--- BEGIN Material shown ---
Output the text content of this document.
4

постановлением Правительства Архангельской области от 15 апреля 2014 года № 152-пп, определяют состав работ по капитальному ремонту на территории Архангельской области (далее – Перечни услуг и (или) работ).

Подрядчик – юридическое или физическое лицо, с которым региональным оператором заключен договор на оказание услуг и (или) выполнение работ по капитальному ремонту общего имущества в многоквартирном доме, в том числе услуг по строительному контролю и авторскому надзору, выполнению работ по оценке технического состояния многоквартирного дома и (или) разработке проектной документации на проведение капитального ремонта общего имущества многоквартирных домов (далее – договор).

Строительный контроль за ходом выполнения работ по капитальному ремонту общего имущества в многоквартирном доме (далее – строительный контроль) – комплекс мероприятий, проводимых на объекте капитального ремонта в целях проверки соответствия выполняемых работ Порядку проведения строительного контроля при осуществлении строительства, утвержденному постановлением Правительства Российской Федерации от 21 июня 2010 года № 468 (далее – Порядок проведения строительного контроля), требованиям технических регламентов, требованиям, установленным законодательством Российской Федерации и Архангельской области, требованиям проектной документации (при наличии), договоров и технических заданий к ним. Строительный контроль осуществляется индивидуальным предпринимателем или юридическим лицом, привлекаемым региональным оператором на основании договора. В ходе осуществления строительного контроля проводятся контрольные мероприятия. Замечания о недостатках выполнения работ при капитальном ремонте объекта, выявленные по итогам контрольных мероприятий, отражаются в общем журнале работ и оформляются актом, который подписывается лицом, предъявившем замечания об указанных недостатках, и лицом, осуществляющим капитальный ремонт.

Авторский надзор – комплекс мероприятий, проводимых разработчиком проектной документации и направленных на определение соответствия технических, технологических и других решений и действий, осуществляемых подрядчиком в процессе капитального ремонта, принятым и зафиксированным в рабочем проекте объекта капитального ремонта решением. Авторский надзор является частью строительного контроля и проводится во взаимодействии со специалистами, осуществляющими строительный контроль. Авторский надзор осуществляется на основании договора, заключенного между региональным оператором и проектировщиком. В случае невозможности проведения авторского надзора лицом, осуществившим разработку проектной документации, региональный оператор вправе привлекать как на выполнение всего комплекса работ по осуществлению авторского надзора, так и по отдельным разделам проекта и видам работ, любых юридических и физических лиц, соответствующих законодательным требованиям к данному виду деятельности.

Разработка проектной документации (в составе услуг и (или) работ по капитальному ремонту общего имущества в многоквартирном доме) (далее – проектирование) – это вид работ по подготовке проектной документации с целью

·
--- END Material shown ---
Problem statement: Restate the listing above word for word.

Task output:
Output the text content of this document.
4

постановлением Правительства Архангельской области от 15 апреля 2014 года № 152-пп, определяют состав работ по капитальному ремонту на территории Архангельской области (далее – Перечни услуг и (или) работ).

Подрядчик – юридическое или физическое лицо, с которым региональным оператором заключен договор на оказание услуг и (или) выполнение работ по капитальному ремонту общего имущества в многоквартирном доме, в том числе услуг по строительному контролю и авторскому надзору, выполнению работ по оценке технического состояния многоквартирного дома и (или) разработке проектной документации на проведение капитального ремонта общего имущества многоквартирных домов (далее – договор).

Строительный контроль за ходом выполнения работ по капитальному ремонту общего имущества в многоквартирном доме (далее – строительный контроль) – комплекс мероприятий, проводимых на объекте капитального ремонта в целях проверки соответствия выполняемых работ Порядку проведения строительного контроля при осуществлении строительства, утвержденному постановлением Правительства Российской Федерации от 21 июня 2010 года № 468 (далее – Порядок проведения строительного контроля), требованиям технических регламентов, требованиям, установленным законодательством Российской Федерации и Архангельской области, требованиям проектной документации (при наличии), договоров и технических заданий к ним. Строительный контроль осуществляется индивидуальным предпринимателем или юридическим лицом, привлекаемым региональным оператором на основании договора. В ходе осуществления строительного контроля проводятся контрольные мероприятия. Замечания о недостатках выполнения работ при капитальном ремонте объекта, выявленные по итогам контрольных мероприятий, отражаются в общем журнале работ и оформляются актом, который подписывается лицом, предъявившем замечания об указанных недостатках, и лицом, осуществляющим капитальный ремонт.

Авторский надзор – комплекс мероприятий, проводимых разработчиком проектной документации и направленных на определение соответствия технических, технологических и других решений и действий, осуществляемых подрядчиком в процессе капитального ремонта, принятым и зафиксированным в рабочем проекте объекта капитального ремонта решением. Авторский надзор является частью строительного контроля и проводится во взаимодействии со специалистами, осуществляющими строительный контроль. Авторский надзор осуществляется на основании договора, заключенного между региональным оператором и проектировщиком. В случае невозможности проведения авторского надзора лицом, осуществившим разработку проектной документации, региональный оператор вправе привлекать как на выполнение всего комплекса работ по осуществлению авторского надзора, так и по отдельным разделам проекта и видам работ, любых юридических и физических лиц, соответствующих законодательным требованиям к данному виду деятельности.

Разработка проектной документации (в составе услуг и (или) работ по капитальному ремонту общего имущества в многоквартирном доме) (далее – проектирование) – это вид работ по подготовке проектной документации с целью

·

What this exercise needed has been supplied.